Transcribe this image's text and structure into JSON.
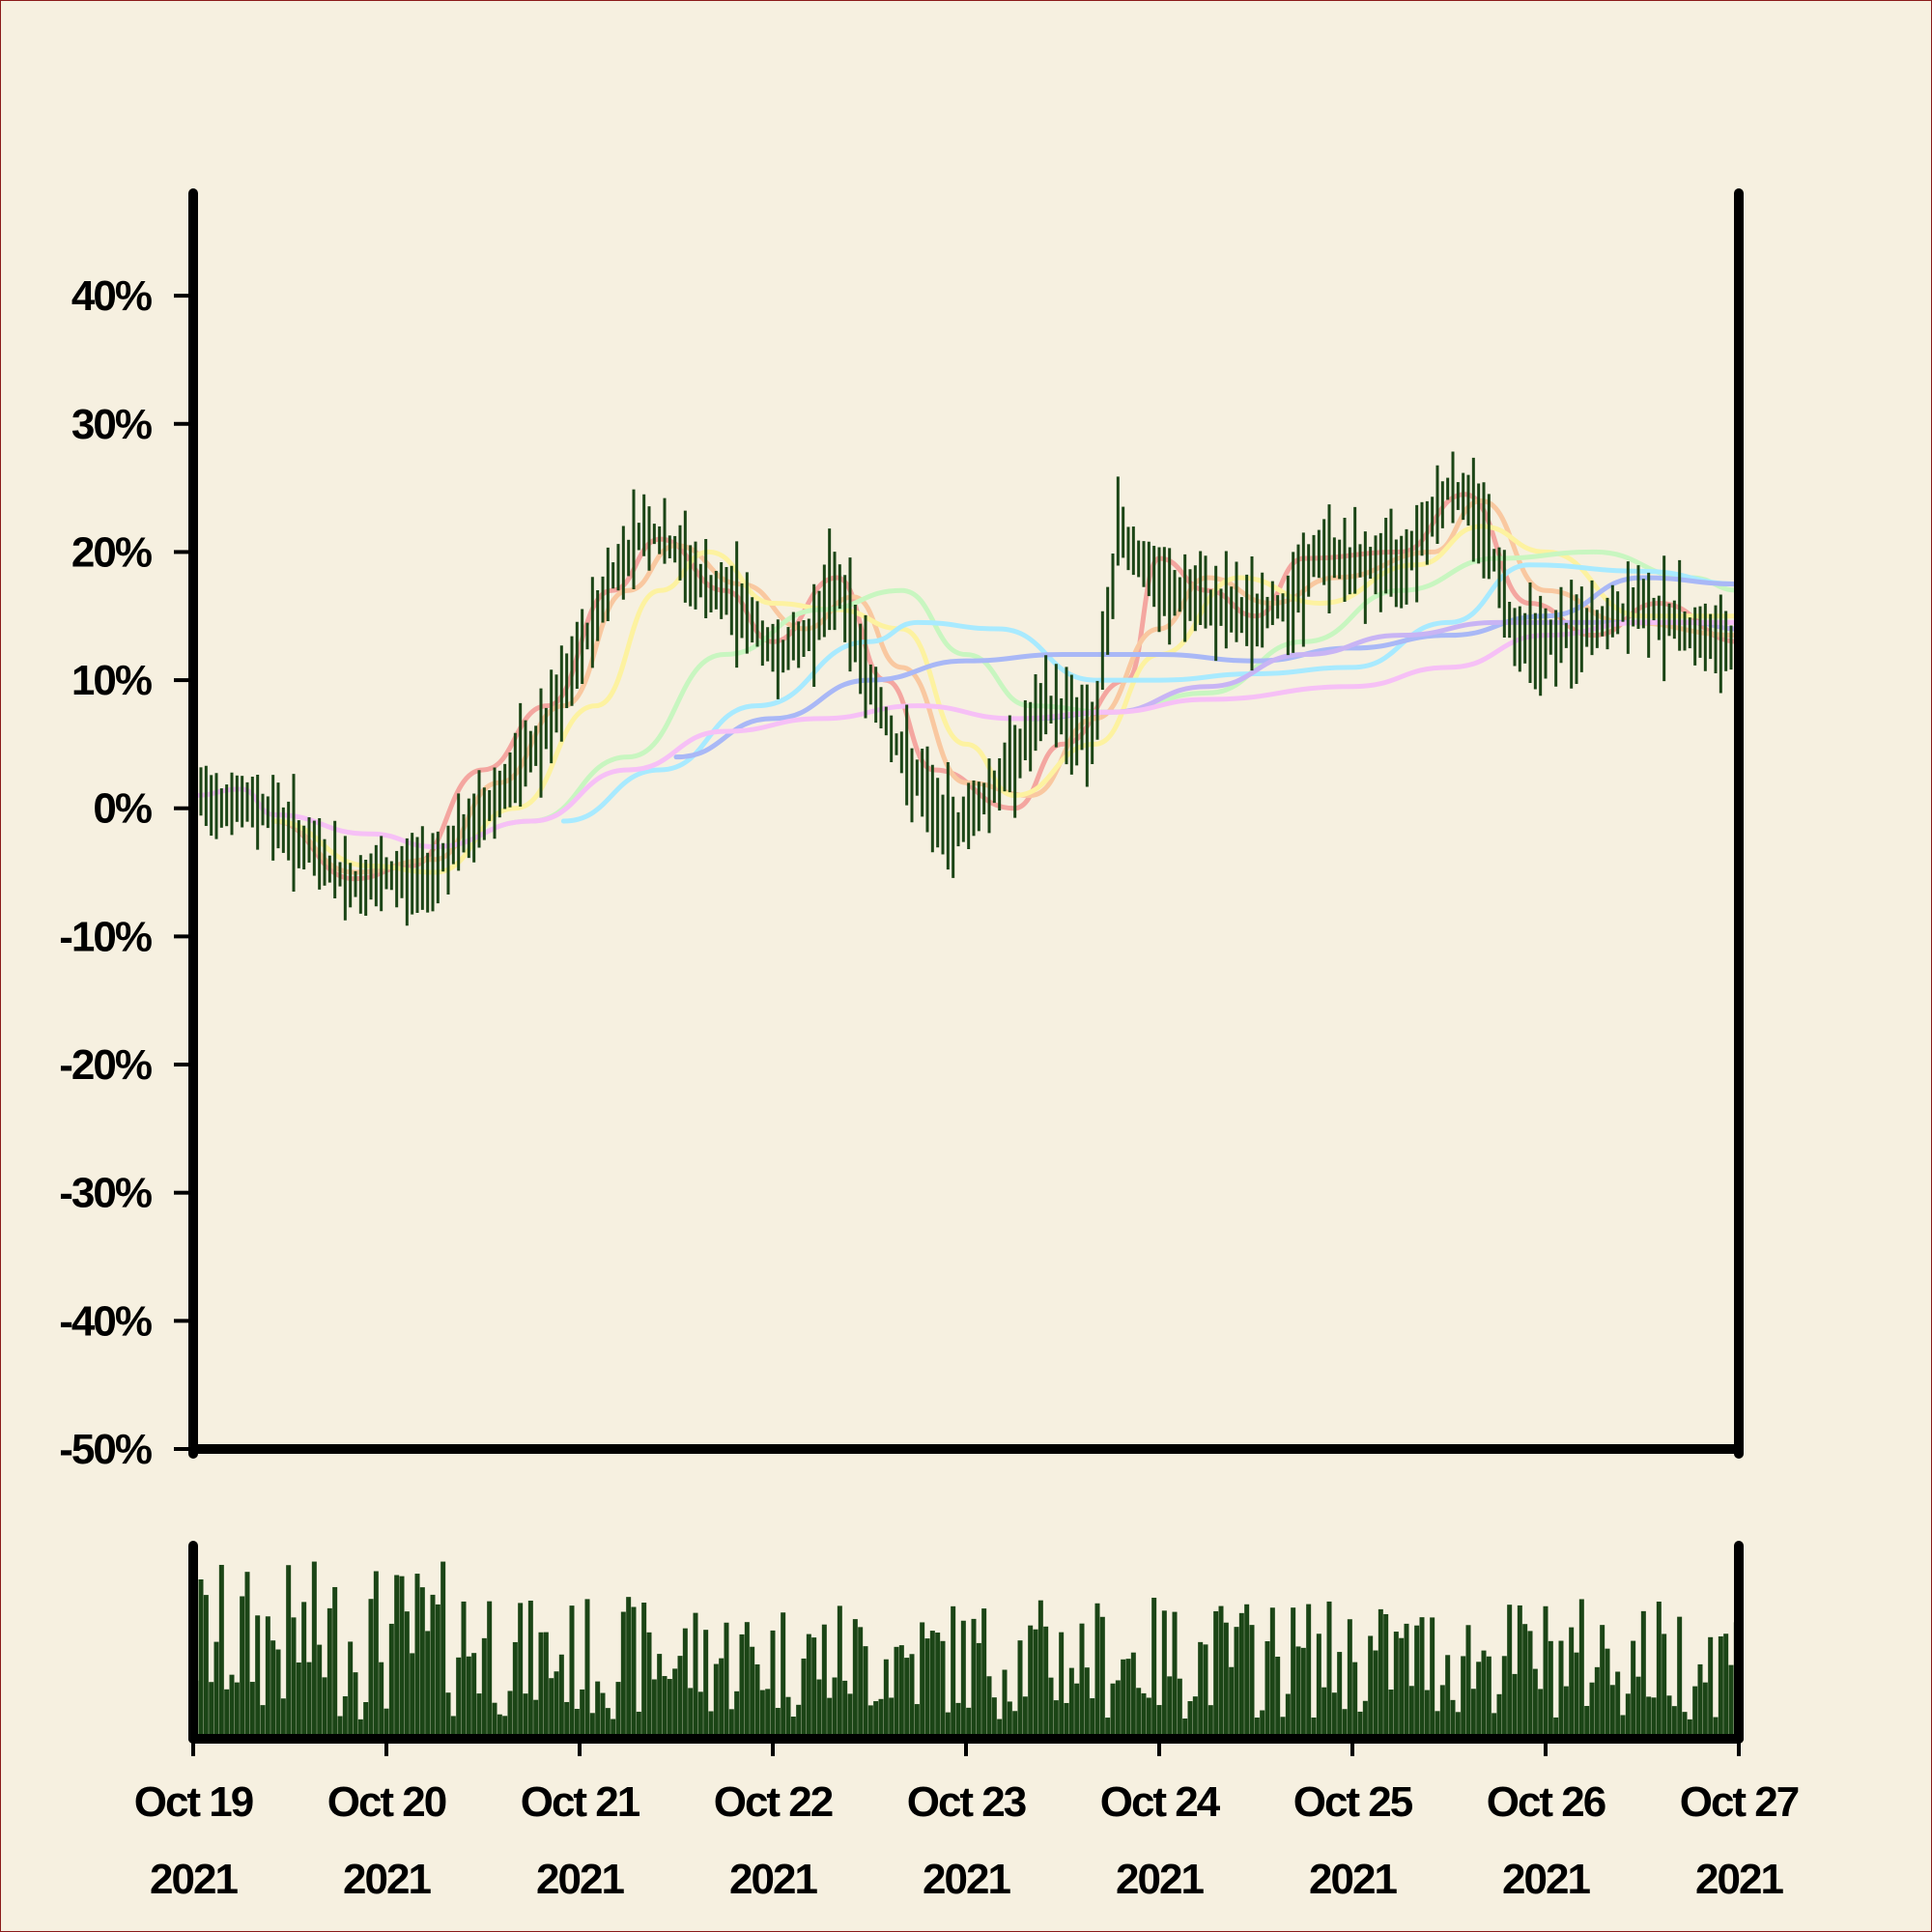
{
  "chart_data": {
    "type": "ohlc",
    "title": "",
    "xlabel": "",
    "ylabel": "",
    "y_unit": "%",
    "ylim": [
      -50,
      48
    ],
    "yticks": [
      -50,
      -40,
      -30,
      -20,
      -10,
      0,
      10,
      20,
      30,
      40
    ],
    "ytick_labels": [
      "-50%",
      "-40%",
      "-30%",
      "-20%",
      "-10%",
      "0%",
      "10%",
      "20%",
      "30%",
      "40%"
    ],
    "xlim": [
      "2021-10-19",
      "2021-10-27"
    ],
    "xticks": [
      {
        "date": "2021-10-19",
        "line1": "Oct 19",
        "line2": "2021"
      },
      {
        "date": "2021-10-20",
        "line1": "Oct 20",
        "line2": "2021"
      },
      {
        "date": "2021-10-21",
        "line1": "Oct 21",
        "line2": "2021"
      },
      {
        "date": "2021-10-22",
        "line1": "Oct 22",
        "line2": "2021"
      },
      {
        "date": "2021-10-23",
        "line1": "Oct 23",
        "line2": "2021"
      },
      {
        "date": "2021-10-24",
        "line1": "Oct 24",
        "line2": "2021"
      },
      {
        "date": "2021-10-25",
        "line1": "Oct 25",
        "line2": "2021"
      },
      {
        "date": "2021-10-26",
        "line1": "Oct 26",
        "line2": "2021"
      },
      {
        "date": "2021-10-27",
        "line1": "Oct 27",
        "line2": "2021"
      }
    ],
    "grid": false,
    "legend": "none",
    "price_color": "#1b4516",
    "volume_color": "#1b4516",
    "price_close_anchors": [
      [
        "2021-10-19",
        1
      ],
      [
        "2021-10-19T09:00",
        0
      ],
      [
        "2021-10-19T14:00",
        -3
      ],
      [
        "2021-10-19T20:00",
        -6
      ],
      [
        "2021-10-20",
        -5.5
      ],
      [
        "2021-10-20T05:00",
        -5
      ],
      [
        "2021-10-20T10:00",
        -2
      ],
      [
        "2021-10-20T15:00",
        2
      ],
      [
        "2021-10-20T20:00",
        6
      ],
      [
        "2021-10-21",
        12
      ],
      [
        "2021-10-21T04:00",
        18
      ],
      [
        "2021-10-21T08:00",
        22
      ],
      [
        "2021-10-21T12:00",
        20
      ],
      [
        "2021-10-21T16:00",
        17
      ],
      [
        "2021-10-21T20:00",
        16
      ],
      [
        "2021-10-22",
        12
      ],
      [
        "2021-10-22T04:00",
        13
      ],
      [
        "2021-10-22T08:00",
        18
      ],
      [
        "2021-10-22T12:00",
        10
      ],
      [
        "2021-10-22T16:00",
        4
      ],
      [
        "2021-10-22T22:00",
        -2
      ],
      [
        "2021-10-23T04:00",
        2
      ],
      [
        "2021-10-23T10:00",
        8
      ],
      [
        "2021-10-23T16:00",
        6
      ],
      [
        "2021-10-23T19:00",
        22
      ],
      [
        "2021-10-24",
        17
      ],
      [
        "2021-10-24T06:00",
        16
      ],
      [
        "2021-10-24T12:00",
        15
      ],
      [
        "2021-10-24T16:00",
        16
      ],
      [
        "2021-10-24T20:00",
        20
      ],
      [
        "2021-10-25",
        19
      ],
      [
        "2021-10-25T06:00",
        19
      ],
      [
        "2021-10-25T12:00",
        25
      ],
      [
        "2021-10-25T16:00",
        23
      ],
      [
        "2021-10-25T20:00",
        14
      ],
      [
        "2021-10-26",
        13
      ],
      [
        "2021-10-26T06:00",
        14
      ],
      [
        "2021-10-26T12:00",
        16
      ],
      [
        "2021-10-26T18:00",
        14
      ],
      [
        "2021-10-27",
        12
      ]
    ],
    "moving_averages": [
      {
        "color": "#f4a6a0",
        "points": [
          [
            "2021-10-19T10:00",
            -1
          ],
          [
            "2021-10-19T20:00",
            -5.5
          ],
          [
            "2021-10-20T03:00",
            -4.5
          ],
          [
            "2021-10-20T12:00",
            3
          ],
          [
            "2021-10-20T20:00",
            8
          ],
          [
            "2021-10-21T04:00",
            17
          ],
          [
            "2021-10-21T10:00",
            21
          ],
          [
            "2021-10-21T18:00",
            17
          ],
          [
            "2021-10-22",
            13
          ],
          [
            "2021-10-22T08:00",
            18
          ],
          [
            "2021-10-22T14:00",
            10
          ],
          [
            "2021-10-22T20:00",
            3
          ],
          [
            "2021-10-23T06:00",
            0
          ],
          [
            "2021-10-23T12:00",
            5
          ],
          [
            "2021-10-23T20:00",
            10
          ],
          [
            "2021-10-24",
            19.5
          ],
          [
            "2021-10-24T06:00",
            17
          ],
          [
            "2021-10-24T12:00",
            15
          ],
          [
            "2021-10-24T18:00",
            19.5
          ],
          [
            "2021-10-25T06:00",
            20
          ],
          [
            "2021-10-25T14:00",
            24.5
          ],
          [
            "2021-10-25T22:00",
            16
          ],
          [
            "2021-10-26T06:00",
            13.5
          ],
          [
            "2021-10-26T14:00",
            16
          ],
          [
            "2021-10-27",
            13
          ]
        ]
      },
      {
        "color": "#f9c8a0",
        "points": [
          [
            "2021-10-19T10:00",
            -1
          ],
          [
            "2021-10-19T20:00",
            -5
          ],
          [
            "2021-10-20T06:00",
            -4
          ],
          [
            "2021-10-20T14:00",
            2
          ],
          [
            "2021-10-20T22:00",
            8
          ],
          [
            "2021-10-21T06:00",
            17
          ],
          [
            "2021-10-21T12:00",
            20.5
          ],
          [
            "2021-10-21T20:00",
            17.5
          ],
          [
            "2021-10-22T04:00",
            14
          ],
          [
            "2021-10-22T10:00",
            16.5
          ],
          [
            "2021-10-22T16:00",
            11
          ],
          [
            "2021-10-23",
            2
          ],
          [
            "2021-10-23T08:00",
            1
          ],
          [
            "2021-10-23T16:00",
            7
          ],
          [
            "2021-10-24",
            14
          ],
          [
            "2021-10-24T06:00",
            18
          ],
          [
            "2021-10-24T14:00",
            16
          ],
          [
            "2021-10-24T22:00",
            18
          ],
          [
            "2021-10-25T10:00",
            20
          ],
          [
            "2021-10-25T16:00",
            24
          ],
          [
            "2021-10-26",
            17
          ],
          [
            "2021-10-26T10:00",
            14.5
          ],
          [
            "2021-10-27",
            13.5
          ]
        ]
      },
      {
        "color": "#fdf2a0",
        "points": [
          [
            "2021-10-19T10:00",
            -1
          ],
          [
            "2021-10-19T22:00",
            -4.5
          ],
          [
            "2021-10-20T06:00",
            -5
          ],
          [
            "2021-10-20T16:00",
            0
          ],
          [
            "2021-10-21T02:00",
            8
          ],
          [
            "2021-10-21T10:00",
            17
          ],
          [
            "2021-10-21T16:00",
            20
          ],
          [
            "2021-10-22",
            16
          ],
          [
            "2021-10-22T08:00",
            15.5
          ],
          [
            "2021-10-22T16:00",
            14
          ],
          [
            "2021-10-23",
            5
          ],
          [
            "2021-10-23T06:00",
            1
          ],
          [
            "2021-10-23T16:00",
            5
          ],
          [
            "2021-10-24",
            12
          ],
          [
            "2021-10-24T10:00",
            18
          ],
          [
            "2021-10-24T20:00",
            16
          ],
          [
            "2021-10-25T08:00",
            19
          ],
          [
            "2021-10-25T16:00",
            22
          ],
          [
            "2021-10-26",
            20
          ],
          [
            "2021-10-26T12:00",
            15
          ],
          [
            "2021-10-27",
            15
          ]
        ]
      },
      {
        "color": "#c8f6c0",
        "points": [
          [
            "2021-10-20T06:00",
            -3
          ],
          [
            "2021-10-20T18:00",
            -1
          ],
          [
            "2021-10-21T06:00",
            4
          ],
          [
            "2021-10-21T18:00",
            12
          ],
          [
            "2021-10-22T06:00",
            15.5
          ],
          [
            "2021-10-22T16:00",
            17
          ],
          [
            "2021-10-23",
            12
          ],
          [
            "2021-10-23T08:00",
            8
          ],
          [
            "2021-10-23T18:00",
            7.5
          ],
          [
            "2021-10-24T06:00",
            9
          ],
          [
            "2021-10-24T18:00",
            13
          ],
          [
            "2021-10-25T06:00",
            17
          ],
          [
            "2021-10-25T18:00",
            19.5
          ],
          [
            "2021-10-26T06:00",
            20
          ],
          [
            "2021-10-26T18:00",
            18
          ],
          [
            "2021-10-27",
            17
          ]
        ]
      },
      {
        "color": "#a8eaff",
        "points": [
          [
            "2021-10-20T22:00",
            -1
          ],
          [
            "2021-10-21T10:00",
            3
          ],
          [
            "2021-10-21T22:00",
            8
          ],
          [
            "2021-10-22T12:00",
            13
          ],
          [
            "2021-10-22T18:00",
            14.5
          ],
          [
            "2021-10-23T04:00",
            14
          ],
          [
            "2021-10-23T16:00",
            10
          ],
          [
            "2021-10-24",
            10
          ],
          [
            "2021-10-24T12:00",
            10.5
          ],
          [
            "2021-10-25",
            11
          ],
          [
            "2021-10-25T12:00",
            14.5
          ],
          [
            "2021-10-25T22:00",
            19
          ],
          [
            "2021-10-26T12:00",
            18.5
          ],
          [
            "2021-10-27",
            17.5
          ]
        ]
      },
      {
        "color": "#a9b8f6",
        "points": [
          [
            "2021-10-21T12:00",
            4
          ],
          [
            "2021-10-22",
            7
          ],
          [
            "2021-10-22T12:00",
            10
          ],
          [
            "2021-10-23",
            11.5
          ],
          [
            "2021-10-23T12:00",
            12
          ],
          [
            "2021-10-24",
            12
          ],
          [
            "2021-10-24T12:00",
            11.5
          ],
          [
            "2021-10-25",
            12.5
          ],
          [
            "2021-10-25T12:00",
            13.5
          ],
          [
            "2021-10-26",
            15
          ],
          [
            "2021-10-26T12:00",
            18
          ],
          [
            "2021-10-27",
            17.5
          ]
        ]
      },
      {
        "color": "#c8b4f4",
        "points": [
          [
            "2021-10-23T08:00",
            7
          ],
          [
            "2021-10-23T18:00",
            7.5
          ],
          [
            "2021-10-24T06:00",
            9.5
          ],
          [
            "2021-10-24T18:00",
            12
          ],
          [
            "2021-10-25T06:00",
            13.5
          ],
          [
            "2021-10-25T18:00",
            14.5
          ],
          [
            "2021-10-26T06:00",
            14.5
          ],
          [
            "2021-10-26T18:00",
            14.5
          ],
          [
            "2021-10-27",
            14
          ]
        ]
      },
      {
        "color": "#f6c0f6",
        "points": [
          [
            "2021-10-19",
            1
          ],
          [
            "2021-10-19T06:00",
            1.5
          ],
          [
            "2021-10-19T10:00",
            -0.5
          ],
          [
            "2021-10-19T22:00",
            -2
          ],
          [
            "2021-10-20T06:00",
            -3
          ],
          [
            "2021-10-20T18:00",
            -1
          ],
          [
            "2021-10-21T06:00",
            3
          ],
          [
            "2021-10-21T18:00",
            6
          ],
          [
            "2021-10-22T06:00",
            7
          ],
          [
            "2021-10-22T18:00",
            8
          ],
          [
            "2021-10-23T06:00",
            7
          ],
          [
            "2021-10-23T18:00",
            7.5
          ],
          [
            "2021-10-24T06:00",
            8.5
          ],
          [
            "2021-10-25",
            9.5
          ],
          [
            "2021-10-25T12:00",
            11
          ],
          [
            "2021-10-26",
            13.5
          ],
          [
            "2021-10-26T12:00",
            14.5
          ],
          [
            "2021-10-27",
            14.5
          ]
        ]
      }
    ]
  }
}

» **REQUEST**: Check each line above for the word "date" and copy the ones that have it.

» **COMPLETED EXERCISE**:
        "date": "2021-10-19",
        "date": "2021-10-20",
        "date": "2021-10-21",
        "date": "2021-10-22",
        "date": "2021-10-23",
        "date": "2021-10-24",
        "date": "2021-10-25",
        "date": "2021-10-26",
        "date": "2021-10-27",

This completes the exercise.